What is expected:
Reproduce all the material exactly, minus any pictures it holds.

Items from a figure collection

>>>>>

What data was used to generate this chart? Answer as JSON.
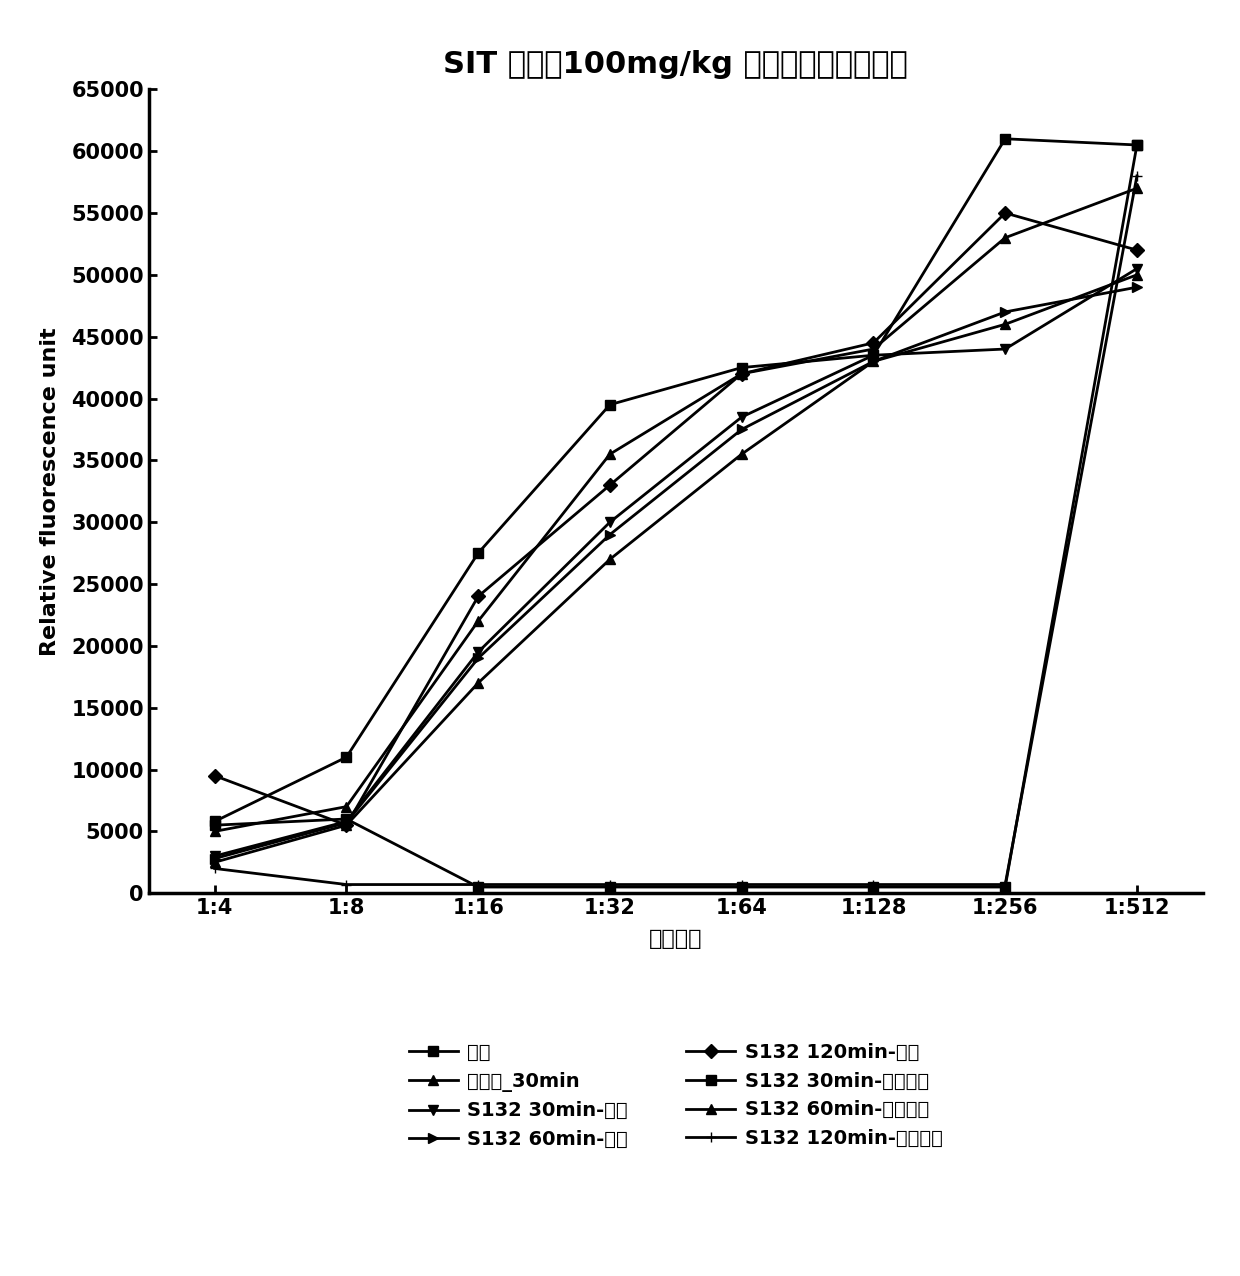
{
  "title": "SIT 剂量：100mg/kg 口服或腹腔注射给药",
  "xlabel": "血清梯度",
  "ylabel": "Relative fluorescence unit",
  "x_labels": [
    "1:4",
    "1:8",
    "1:16",
    "1:32",
    "1:64",
    "1:128",
    "1:256",
    "1:512"
  ],
  "x_positions": [
    1,
    2,
    3,
    4,
    5,
    6,
    7,
    8
  ],
  "ylim": [
    0,
    65000
  ],
  "yticks": [
    0,
    5000,
    10000,
    15000,
    20000,
    25000,
    30000,
    35000,
    40000,
    45000,
    50000,
    55000,
    60000,
    65000
  ],
  "series": [
    {
      "label": "空白",
      "marker": "s",
      "values": [
        5500,
        6000,
        500,
        500,
        500,
        500,
        500,
        60500
      ]
    },
    {
      "label": "异烟肼_30min",
      "marker": "^",
      "values": [
        2500,
        5500,
        17000,
        27000,
        35500,
        43000,
        46000,
        50000
      ]
    },
    {
      "label": "S132 30min-口服",
      "marker": "v",
      "values": [
        3000,
        5800,
        19500,
        30000,
        38500,
        43500,
        44000,
        50500
      ]
    },
    {
      "label": "S132 60min-口服",
      "marker": ">",
      "values": [
        2800,
        5700,
        19000,
        29000,
        37500,
        43000,
        47000,
        49000
      ]
    },
    {
      "label": "S132 120min-口服",
      "marker": "D",
      "values": [
        9500,
        5500,
        24000,
        33000,
        42000,
        44500,
        55000,
        52000
      ]
    },
    {
      "label": "S132 30min-腹腔注射",
      "marker": "s",
      "values": [
        5800,
        11000,
        27500,
        39500,
        42500,
        43500,
        61000,
        60500
      ]
    },
    {
      "label": "S132 60min-腹腔注射",
      "marker": "^",
      "values": [
        5000,
        7000,
        22000,
        35500,
        42000,
        44000,
        53000,
        57000
      ]
    },
    {
      "label": "S132 120min-腹腔注射",
      "marker": "+",
      "values": [
        2000,
        700,
        700,
        700,
        700,
        700,
        700,
        58000
      ]
    }
  ],
  "color": "#000000",
  "linewidth": 2.0,
  "markersize": 7,
  "background_color": "#ffffff",
  "title_fontsize": 22,
  "label_fontsize": 16,
  "tick_fontsize": 15,
  "legend_fontsize": 14,
  "legend_left": [
    "空白",
    "异烟肼_30min",
    "S132 30min-口服",
    "S132 60min-口服",
    "S132 120min-口服"
  ],
  "legend_right": [
    "S132 30min-腹腔注射",
    "S132 60min-腹腔注射",
    "S132 120min-腹腔注射"
  ]
}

<<<<<

Written response:
What data was used to generate this chart? Answer as JSON.
{
  "title": "SIT 剂量：100mg/kg 口服或腹腔注射给药",
  "xlabel": "血清梯度",
  "ylabel": "Relative fluorescence unit",
  "x_labels": [
    "1:4",
    "1:8",
    "1:16",
    "1:32",
    "1:64",
    "1:128",
    "1:256",
    "1:512"
  ],
  "x_positions": [
    1,
    2,
    3,
    4,
    5,
    6,
    7,
    8
  ],
  "ylim": [
    0,
    65000
  ],
  "yticks": [
    0,
    5000,
    10000,
    15000,
    20000,
    25000,
    30000,
    35000,
    40000,
    45000,
    50000,
    55000,
    60000,
    65000
  ],
  "series": [
    {
      "label": "空白",
      "marker": "s",
      "values": [
        5500,
        6000,
        500,
        500,
        500,
        500,
        500,
        60500
      ]
    },
    {
      "label": "异烟肼_30min",
      "marker": "^",
      "values": [
        2500,
        5500,
        17000,
        27000,
        35500,
        43000,
        46000,
        50000
      ]
    },
    {
      "label": "S132 30min-口服",
      "marker": "v",
      "values": [
        3000,
        5800,
        19500,
        30000,
        38500,
        43500,
        44000,
        50500
      ]
    },
    {
      "label": "S132 60min-口服",
      "marker": ">",
      "values": [
        2800,
        5700,
        19000,
        29000,
        37500,
        43000,
        47000,
        49000
      ]
    },
    {
      "label": "S132 120min-口服",
      "marker": "D",
      "values": [
        9500,
        5500,
        24000,
        33000,
        42000,
        44500,
        55000,
        52000
      ]
    },
    {
      "label": "S132 30min-腹腔注射",
      "marker": "s",
      "values": [
        5800,
        11000,
        27500,
        39500,
        42500,
        43500,
        61000,
        60500
      ]
    },
    {
      "label": "S132 60min-腹腔注射",
      "marker": "^",
      "values": [
        5000,
        7000,
        22000,
        35500,
        42000,
        44000,
        53000,
        57000
      ]
    },
    {
      "label": "S132 120min-腹腔注射",
      "marker": "+",
      "values": [
        2000,
        700,
        700,
        700,
        700,
        700,
        700,
        58000
      ]
    }
  ],
  "color": "#000000",
  "linewidth": 2.0,
  "markersize": 7,
  "background_color": "#ffffff",
  "title_fontsize": 22,
  "label_fontsize": 16,
  "tick_fontsize": 15,
  "legend_fontsize": 14,
  "legend_left": [
    "空白",
    "异烟肼_30min",
    "S132 30min-口服",
    "S132 60min-口服",
    "S132 120min-口服"
  ],
  "legend_right": [
    "S132 30min-腹腔注射",
    "S132 60min-腹腔注射",
    "S132 120min-腹腔注射"
  ]
}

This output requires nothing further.